Problem description — Repeat each entry in full, exactly.

Extracted data —
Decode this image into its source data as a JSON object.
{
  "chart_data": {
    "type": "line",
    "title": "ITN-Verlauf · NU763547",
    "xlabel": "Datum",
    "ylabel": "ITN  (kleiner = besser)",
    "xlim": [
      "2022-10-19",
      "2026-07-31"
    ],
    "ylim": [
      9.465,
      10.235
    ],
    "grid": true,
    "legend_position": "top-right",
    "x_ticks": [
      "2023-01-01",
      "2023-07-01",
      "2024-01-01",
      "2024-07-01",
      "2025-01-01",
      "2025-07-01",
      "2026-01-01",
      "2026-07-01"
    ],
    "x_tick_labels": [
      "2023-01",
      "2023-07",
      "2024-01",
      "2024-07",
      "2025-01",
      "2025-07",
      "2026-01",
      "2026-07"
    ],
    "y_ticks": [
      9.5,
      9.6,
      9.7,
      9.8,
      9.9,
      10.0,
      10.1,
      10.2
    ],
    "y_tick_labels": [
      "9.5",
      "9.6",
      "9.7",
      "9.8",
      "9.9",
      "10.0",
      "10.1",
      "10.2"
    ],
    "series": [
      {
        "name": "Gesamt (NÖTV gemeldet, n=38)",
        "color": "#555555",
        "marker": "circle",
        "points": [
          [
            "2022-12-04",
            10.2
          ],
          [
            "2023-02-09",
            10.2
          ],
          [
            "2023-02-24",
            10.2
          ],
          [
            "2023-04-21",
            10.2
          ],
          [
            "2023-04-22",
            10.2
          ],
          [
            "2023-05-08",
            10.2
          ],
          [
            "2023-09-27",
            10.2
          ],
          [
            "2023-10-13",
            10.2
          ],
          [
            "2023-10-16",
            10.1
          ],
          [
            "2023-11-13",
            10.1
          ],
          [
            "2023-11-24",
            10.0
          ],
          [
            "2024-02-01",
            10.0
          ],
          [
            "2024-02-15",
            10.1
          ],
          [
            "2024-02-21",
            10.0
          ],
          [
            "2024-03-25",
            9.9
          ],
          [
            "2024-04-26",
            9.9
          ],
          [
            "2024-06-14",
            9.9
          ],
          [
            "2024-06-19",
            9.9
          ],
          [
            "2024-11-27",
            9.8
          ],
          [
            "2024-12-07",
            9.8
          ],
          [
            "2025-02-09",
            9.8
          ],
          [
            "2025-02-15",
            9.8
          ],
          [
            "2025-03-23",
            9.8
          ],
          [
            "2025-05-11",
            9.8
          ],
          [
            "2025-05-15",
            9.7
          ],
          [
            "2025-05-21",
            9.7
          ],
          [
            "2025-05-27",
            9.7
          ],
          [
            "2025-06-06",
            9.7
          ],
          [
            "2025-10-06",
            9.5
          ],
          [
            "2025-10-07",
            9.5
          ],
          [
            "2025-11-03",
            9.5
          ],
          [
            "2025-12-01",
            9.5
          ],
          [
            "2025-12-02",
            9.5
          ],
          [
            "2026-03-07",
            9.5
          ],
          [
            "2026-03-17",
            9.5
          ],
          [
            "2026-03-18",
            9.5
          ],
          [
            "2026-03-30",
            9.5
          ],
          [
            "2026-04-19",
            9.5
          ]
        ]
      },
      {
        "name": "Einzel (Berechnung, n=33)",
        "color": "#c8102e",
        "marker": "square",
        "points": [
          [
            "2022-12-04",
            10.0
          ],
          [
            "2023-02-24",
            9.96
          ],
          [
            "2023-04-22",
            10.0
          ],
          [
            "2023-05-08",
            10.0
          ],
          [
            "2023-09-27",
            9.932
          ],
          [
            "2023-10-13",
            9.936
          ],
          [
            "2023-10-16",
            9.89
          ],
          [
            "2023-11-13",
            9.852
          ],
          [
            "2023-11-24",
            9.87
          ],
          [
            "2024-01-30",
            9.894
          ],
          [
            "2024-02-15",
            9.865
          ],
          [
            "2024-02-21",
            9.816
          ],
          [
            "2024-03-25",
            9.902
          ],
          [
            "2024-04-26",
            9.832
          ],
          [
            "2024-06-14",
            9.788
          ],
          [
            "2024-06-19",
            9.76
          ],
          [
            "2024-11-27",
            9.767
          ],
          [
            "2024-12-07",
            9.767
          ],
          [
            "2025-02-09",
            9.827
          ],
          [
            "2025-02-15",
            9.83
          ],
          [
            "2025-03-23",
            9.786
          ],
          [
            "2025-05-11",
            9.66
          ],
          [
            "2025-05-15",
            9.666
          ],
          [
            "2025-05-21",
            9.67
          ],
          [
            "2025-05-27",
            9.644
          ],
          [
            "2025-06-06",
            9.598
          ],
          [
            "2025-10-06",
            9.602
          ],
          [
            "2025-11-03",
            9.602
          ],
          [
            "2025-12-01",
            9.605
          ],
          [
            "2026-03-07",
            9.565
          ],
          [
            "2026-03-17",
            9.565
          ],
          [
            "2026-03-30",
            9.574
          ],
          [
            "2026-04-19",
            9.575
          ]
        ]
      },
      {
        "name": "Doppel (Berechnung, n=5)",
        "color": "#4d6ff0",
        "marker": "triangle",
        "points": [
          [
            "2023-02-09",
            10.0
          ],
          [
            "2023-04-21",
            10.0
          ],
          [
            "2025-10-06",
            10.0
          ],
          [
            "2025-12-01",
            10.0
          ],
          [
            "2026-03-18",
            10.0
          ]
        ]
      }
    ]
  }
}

Result of this exercise —
Decode this image into its source data as a JSON object.
{
  "chart_data": {
    "type": "line",
    "title": "ITN-Verlauf · NU763547",
    "xlabel": "Datum",
    "ylabel": "ITN  (kleiner = besser)",
    "xlim": [
      "2022-10-19",
      "2026-07-31"
    ],
    "ylim": [
      9.465,
      10.235
    ],
    "grid": true,
    "legend_position": "top-right",
    "x_ticks": [
      "2023-01-01",
      "2023-07-01",
      "2024-01-01",
      "2024-07-01",
      "2025-01-01",
      "2025-07-01",
      "2026-01-01",
      "2026-07-01"
    ],
    "x_tick_labels": [
      "2023-01",
      "2023-07",
      "2024-01",
      "2024-07",
      "2025-01",
      "2025-07",
      "2026-01",
      "2026-07"
    ],
    "y_ticks": [
      9.5,
      9.6,
      9.7,
      9.8,
      9.9,
      10.0,
      10.1,
      10.2
    ],
    "y_tick_labels": [
      "9.5",
      "9.6",
      "9.7",
      "9.8",
      "9.9",
      "10.0",
      "10.1",
      "10.2"
    ],
    "series": [
      {
        "name": "Gesamt (NÖTV gemeldet, n=38)",
        "color": "#555555",
        "marker": "circle",
        "points": [
          [
            "2022-12-04",
            10.2
          ],
          [
            "2023-02-09",
            10.2
          ],
          [
            "2023-02-24",
            10.2
          ],
          [
            "2023-04-21",
            10.2
          ],
          [
            "2023-04-22",
            10.2
          ],
          [
            "2023-05-08",
            10.2
          ],
          [
            "2023-09-27",
            10.2
          ],
          [
            "2023-10-13",
            10.2
          ],
          [
            "2023-10-16",
            10.1
          ],
          [
            "2023-11-13",
            10.1
          ],
          [
            "2023-11-24",
            10.0
          ],
          [
            "2024-02-01",
            10.0
          ],
          [
            "2024-02-15",
            10.1
          ],
          [
            "2024-02-21",
            10.0
          ],
          [
            "2024-03-25",
            9.9
          ],
          [
            "2024-04-26",
            9.9
          ],
          [
            "2024-06-14",
            9.9
          ],
          [
            "2024-06-19",
            9.9
          ],
          [
            "2024-11-27",
            9.8
          ],
          [
            "2024-12-07",
            9.8
          ],
          [
            "2025-02-09",
            9.8
          ],
          [
            "2025-02-15",
            9.8
          ],
          [
            "2025-03-23",
            9.8
          ],
          [
            "2025-05-11",
            9.8
          ],
          [
            "2025-05-15",
            9.7
          ],
          [
            "2025-05-21",
            9.7
          ],
          [
            "2025-05-27",
            9.7
          ],
          [
            "2025-06-06",
            9.7
          ],
          [
            "2025-10-06",
            9.5
          ],
          [
            "2025-10-07",
            9.5
          ],
          [
            "2025-11-03",
            9.5
          ],
          [
            "2025-12-01",
            9.5
          ],
          [
            "2025-12-02",
            9.5
          ],
          [
            "2026-03-07",
            9.5
          ],
          [
            "2026-03-17",
            9.5
          ],
          [
            "2026-03-18",
            9.5
          ],
          [
            "2026-03-30",
            9.5
          ],
          [
            "2026-04-19",
            9.5
          ]
        ]
      },
      {
        "name": "Einzel (Berechnung, n=33)",
        "color": "#c8102e",
        "marker": "square",
        "points": [
          [
            "2022-12-04",
            10.0
          ],
          [
            "2023-02-24",
            9.96
          ],
          [
            "2023-04-22",
            10.0
          ],
          [
            "2023-05-08",
            10.0
          ],
          [
            "2023-09-27",
            9.932
          ],
          [
            "2023-10-13",
            9.936
          ],
          [
            "2023-10-16",
            9.89
          ],
          [
            "2023-11-13",
            9.852
          ],
          [
            "2023-11-24",
            9.87
          ],
          [
            "2024-01-30",
            9.894
          ],
          [
            "2024-02-15",
            9.865
          ],
          [
            "2024-02-21",
            9.816
          ],
          [
            "2024-03-25",
            9.902
          ],
          [
            "2024-04-26",
            9.832
          ],
          [
            "2024-06-14",
            9.788
          ],
          [
            "2024-06-19",
            9.76
          ],
          [
            "2024-11-27",
            9.767
          ],
          [
            "2024-12-07",
            9.767
          ],
          [
            "2025-02-09",
            9.827
          ],
          [
            "2025-02-15",
            9.83
          ],
          [
            "2025-03-23",
            9.786
          ],
          [
            "2025-05-11",
            9.66
          ],
          [
            "2025-05-15",
            9.666
          ],
          [
            "2025-05-21",
            9.67
          ],
          [
            "2025-05-27",
            9.644
          ],
          [
            "2025-06-06",
            9.598
          ],
          [
            "2025-10-06",
            9.602
          ],
          [
            "2025-11-03",
            9.602
          ],
          [
            "2025-12-01",
            9.605
          ],
          [
            "2026-03-07",
            9.565
          ],
          [
            "2026-03-17",
            9.565
          ],
          [
            "2026-03-30",
            9.574
          ],
          [
            "2026-04-19",
            9.575
          ]
        ]
      },
      {
        "name": "Doppel (Berechnung, n=5)",
        "color": "#4d6ff0",
        "marker": "triangle",
        "points": [
          [
            "2023-02-09",
            10.0
          ],
          [
            "2023-04-21",
            10.0
          ],
          [
            "2025-10-06",
            10.0
          ],
          [
            "2025-12-01",
            10.0
          ],
          [
            "2026-03-18",
            10.0
          ]
        ]
      }
    ]
  }
}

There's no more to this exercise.